How many lines in the data below contain the word "this", counting only matches with the same case? Reply with the number alone.

Begin RECORDS SHOWN

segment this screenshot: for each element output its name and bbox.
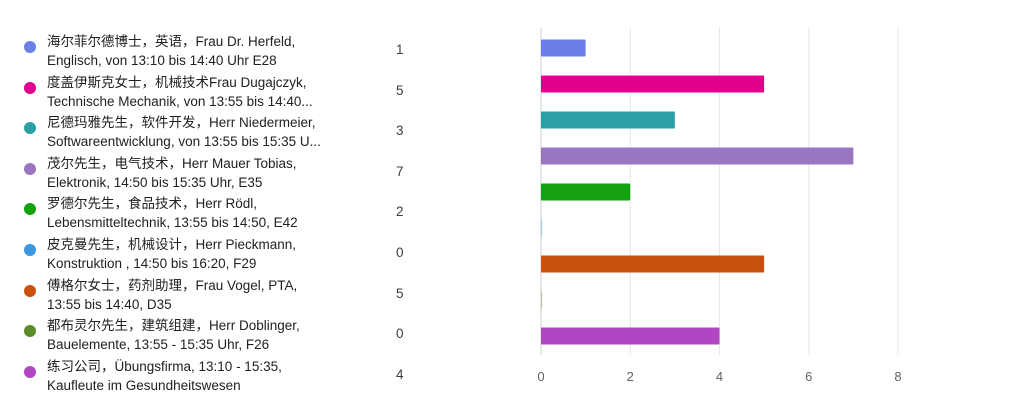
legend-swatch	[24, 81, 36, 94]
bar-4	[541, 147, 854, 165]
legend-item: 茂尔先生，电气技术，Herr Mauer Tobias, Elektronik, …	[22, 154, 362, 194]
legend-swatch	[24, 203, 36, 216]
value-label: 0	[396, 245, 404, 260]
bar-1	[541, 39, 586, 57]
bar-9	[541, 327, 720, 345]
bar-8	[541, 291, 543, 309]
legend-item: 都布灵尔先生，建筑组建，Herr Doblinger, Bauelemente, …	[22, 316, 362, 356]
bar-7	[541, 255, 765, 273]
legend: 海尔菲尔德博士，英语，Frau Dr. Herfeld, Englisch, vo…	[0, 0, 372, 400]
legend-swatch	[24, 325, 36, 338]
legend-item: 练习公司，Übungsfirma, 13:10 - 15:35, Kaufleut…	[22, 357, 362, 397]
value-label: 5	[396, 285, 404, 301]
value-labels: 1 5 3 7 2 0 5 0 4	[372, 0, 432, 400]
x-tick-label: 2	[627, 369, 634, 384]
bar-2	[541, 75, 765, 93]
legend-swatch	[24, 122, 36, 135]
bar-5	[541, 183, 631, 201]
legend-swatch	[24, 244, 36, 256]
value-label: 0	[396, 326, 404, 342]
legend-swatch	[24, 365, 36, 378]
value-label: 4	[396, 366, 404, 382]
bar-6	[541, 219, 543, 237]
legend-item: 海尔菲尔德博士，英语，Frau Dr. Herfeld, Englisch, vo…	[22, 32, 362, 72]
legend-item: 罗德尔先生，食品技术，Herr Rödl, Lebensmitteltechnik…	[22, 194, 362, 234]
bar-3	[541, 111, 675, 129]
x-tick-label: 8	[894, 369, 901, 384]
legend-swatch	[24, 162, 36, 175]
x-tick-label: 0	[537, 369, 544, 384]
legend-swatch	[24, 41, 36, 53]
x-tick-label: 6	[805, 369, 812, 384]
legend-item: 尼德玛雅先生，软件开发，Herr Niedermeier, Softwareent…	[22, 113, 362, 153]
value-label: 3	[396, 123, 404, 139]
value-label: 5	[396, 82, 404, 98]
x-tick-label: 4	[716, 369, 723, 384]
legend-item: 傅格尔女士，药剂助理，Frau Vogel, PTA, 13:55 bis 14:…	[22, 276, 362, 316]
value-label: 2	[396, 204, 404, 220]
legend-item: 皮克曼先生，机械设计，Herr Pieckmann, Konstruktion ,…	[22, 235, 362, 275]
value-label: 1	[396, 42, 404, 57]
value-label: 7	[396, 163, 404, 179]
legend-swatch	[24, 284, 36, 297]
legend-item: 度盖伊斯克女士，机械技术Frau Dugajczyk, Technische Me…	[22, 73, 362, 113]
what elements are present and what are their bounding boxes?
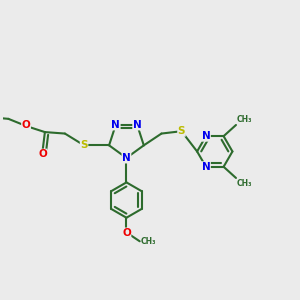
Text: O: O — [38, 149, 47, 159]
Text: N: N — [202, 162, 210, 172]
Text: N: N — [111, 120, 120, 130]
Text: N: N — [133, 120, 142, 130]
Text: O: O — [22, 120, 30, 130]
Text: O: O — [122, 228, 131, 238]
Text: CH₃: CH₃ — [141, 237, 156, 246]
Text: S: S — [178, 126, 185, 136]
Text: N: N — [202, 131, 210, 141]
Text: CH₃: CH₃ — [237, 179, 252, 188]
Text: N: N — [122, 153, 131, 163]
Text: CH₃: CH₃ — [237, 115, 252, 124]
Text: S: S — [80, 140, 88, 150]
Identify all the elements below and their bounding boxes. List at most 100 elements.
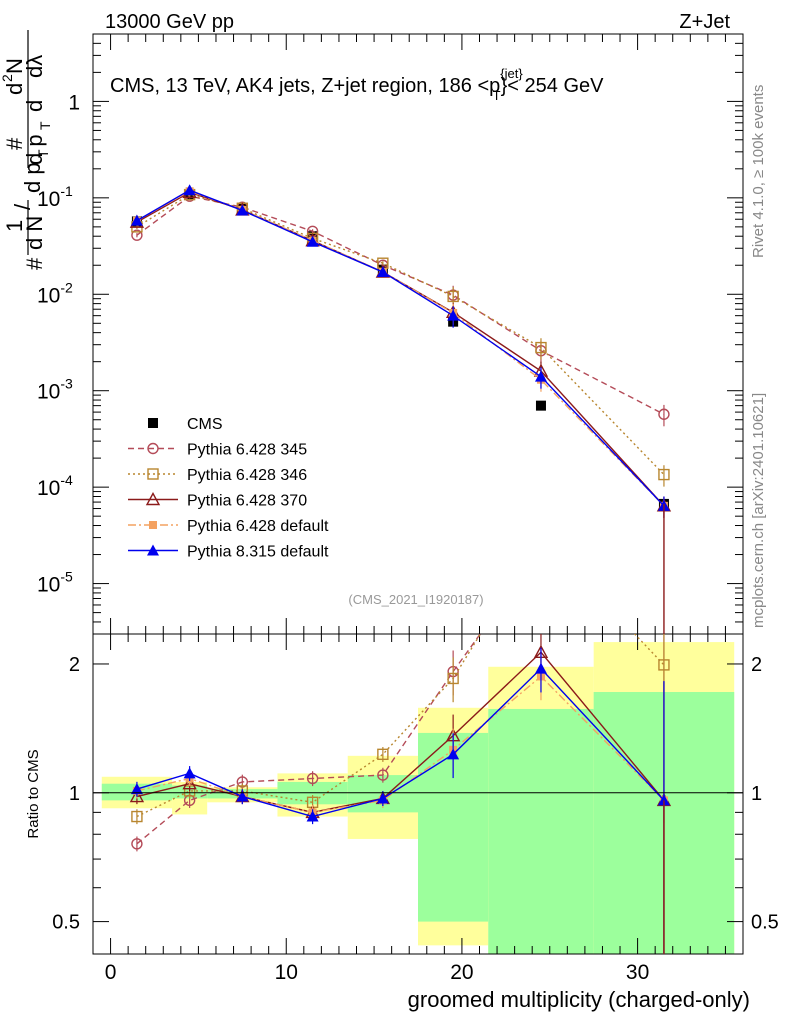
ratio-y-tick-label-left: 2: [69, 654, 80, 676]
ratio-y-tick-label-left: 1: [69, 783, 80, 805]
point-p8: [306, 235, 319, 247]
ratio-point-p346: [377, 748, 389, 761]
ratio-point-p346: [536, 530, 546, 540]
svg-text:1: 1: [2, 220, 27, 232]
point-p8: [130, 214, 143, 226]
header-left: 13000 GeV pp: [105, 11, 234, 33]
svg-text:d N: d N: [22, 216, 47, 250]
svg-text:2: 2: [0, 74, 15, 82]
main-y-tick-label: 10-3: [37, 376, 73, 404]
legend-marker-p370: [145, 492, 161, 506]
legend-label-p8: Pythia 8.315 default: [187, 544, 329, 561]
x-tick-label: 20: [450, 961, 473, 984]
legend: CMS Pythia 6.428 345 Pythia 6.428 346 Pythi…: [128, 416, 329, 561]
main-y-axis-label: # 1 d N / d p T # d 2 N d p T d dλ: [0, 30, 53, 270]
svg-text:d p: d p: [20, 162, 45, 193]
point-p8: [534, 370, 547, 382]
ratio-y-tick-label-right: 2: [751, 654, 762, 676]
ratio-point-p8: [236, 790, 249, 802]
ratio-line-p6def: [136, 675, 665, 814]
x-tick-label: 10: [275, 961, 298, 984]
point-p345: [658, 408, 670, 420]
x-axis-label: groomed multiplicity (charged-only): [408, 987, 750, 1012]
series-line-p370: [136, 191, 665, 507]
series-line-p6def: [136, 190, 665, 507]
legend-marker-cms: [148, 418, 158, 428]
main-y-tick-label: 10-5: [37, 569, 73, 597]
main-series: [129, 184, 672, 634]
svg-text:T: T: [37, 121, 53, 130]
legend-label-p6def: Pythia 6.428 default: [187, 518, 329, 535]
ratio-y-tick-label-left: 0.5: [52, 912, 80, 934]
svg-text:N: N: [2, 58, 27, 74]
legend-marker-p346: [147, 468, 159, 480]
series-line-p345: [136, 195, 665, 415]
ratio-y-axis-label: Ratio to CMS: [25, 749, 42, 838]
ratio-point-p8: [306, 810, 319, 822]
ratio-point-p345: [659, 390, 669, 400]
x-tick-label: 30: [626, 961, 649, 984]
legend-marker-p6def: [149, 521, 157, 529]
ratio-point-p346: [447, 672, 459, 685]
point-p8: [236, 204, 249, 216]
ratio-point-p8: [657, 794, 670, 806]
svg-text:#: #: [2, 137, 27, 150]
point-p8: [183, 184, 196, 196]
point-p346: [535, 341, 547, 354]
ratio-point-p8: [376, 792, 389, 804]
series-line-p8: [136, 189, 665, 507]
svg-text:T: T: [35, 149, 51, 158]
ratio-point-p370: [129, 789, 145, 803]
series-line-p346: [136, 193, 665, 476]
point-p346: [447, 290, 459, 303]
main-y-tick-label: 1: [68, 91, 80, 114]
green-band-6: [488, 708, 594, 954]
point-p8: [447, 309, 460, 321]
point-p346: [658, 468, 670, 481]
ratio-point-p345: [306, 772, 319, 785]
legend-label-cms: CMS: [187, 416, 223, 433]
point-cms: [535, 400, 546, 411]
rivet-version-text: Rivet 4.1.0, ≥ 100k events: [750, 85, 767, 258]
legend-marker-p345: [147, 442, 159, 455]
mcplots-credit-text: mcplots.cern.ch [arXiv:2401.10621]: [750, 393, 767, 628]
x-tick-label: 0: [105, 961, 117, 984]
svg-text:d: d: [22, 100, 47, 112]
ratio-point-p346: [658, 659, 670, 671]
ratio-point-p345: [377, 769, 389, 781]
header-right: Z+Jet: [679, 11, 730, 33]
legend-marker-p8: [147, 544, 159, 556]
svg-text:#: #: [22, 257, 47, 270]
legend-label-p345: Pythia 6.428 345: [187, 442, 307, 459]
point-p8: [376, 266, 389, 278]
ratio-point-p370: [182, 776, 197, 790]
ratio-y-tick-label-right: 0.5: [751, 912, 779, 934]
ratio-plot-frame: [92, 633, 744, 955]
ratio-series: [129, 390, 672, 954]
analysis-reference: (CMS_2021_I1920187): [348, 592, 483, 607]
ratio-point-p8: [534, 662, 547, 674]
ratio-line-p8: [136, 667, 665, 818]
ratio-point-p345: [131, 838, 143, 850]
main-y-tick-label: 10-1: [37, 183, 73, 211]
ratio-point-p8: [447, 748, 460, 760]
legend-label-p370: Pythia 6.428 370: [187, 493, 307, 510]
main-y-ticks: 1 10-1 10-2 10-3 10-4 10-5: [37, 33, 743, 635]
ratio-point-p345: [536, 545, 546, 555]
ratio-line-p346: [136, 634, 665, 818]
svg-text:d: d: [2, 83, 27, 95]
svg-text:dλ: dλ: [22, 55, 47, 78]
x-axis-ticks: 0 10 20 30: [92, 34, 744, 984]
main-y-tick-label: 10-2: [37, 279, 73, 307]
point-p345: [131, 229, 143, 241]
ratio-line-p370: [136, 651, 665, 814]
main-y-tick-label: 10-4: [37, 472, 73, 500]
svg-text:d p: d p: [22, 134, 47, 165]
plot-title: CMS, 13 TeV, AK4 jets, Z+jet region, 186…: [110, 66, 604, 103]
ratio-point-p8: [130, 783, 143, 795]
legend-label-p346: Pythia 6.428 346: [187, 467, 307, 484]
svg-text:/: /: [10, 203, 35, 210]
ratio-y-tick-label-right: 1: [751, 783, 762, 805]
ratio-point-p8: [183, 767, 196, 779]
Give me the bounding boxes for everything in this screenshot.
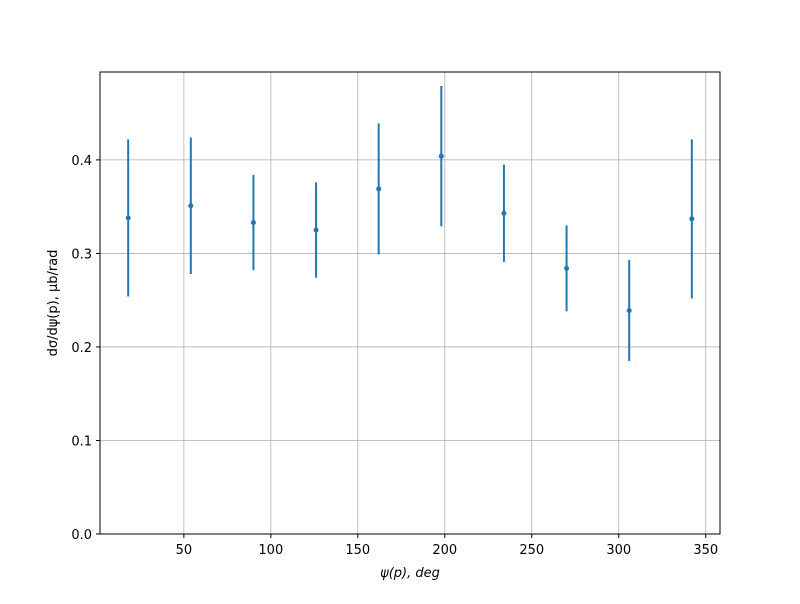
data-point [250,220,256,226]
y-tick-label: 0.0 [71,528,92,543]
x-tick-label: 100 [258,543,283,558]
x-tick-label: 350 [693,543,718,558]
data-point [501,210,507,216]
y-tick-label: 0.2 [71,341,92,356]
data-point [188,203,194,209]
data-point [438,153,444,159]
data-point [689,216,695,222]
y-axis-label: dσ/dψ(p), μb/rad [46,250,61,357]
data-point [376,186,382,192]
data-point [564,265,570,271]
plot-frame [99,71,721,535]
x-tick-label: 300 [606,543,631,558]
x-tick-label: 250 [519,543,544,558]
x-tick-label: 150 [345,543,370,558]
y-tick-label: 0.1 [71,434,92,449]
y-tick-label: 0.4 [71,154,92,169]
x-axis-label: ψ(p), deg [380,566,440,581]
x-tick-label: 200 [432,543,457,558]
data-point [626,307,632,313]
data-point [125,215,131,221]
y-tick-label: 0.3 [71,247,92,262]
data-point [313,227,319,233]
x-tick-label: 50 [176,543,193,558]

End RECORDS SHOWN

» CORRECT RESULT
2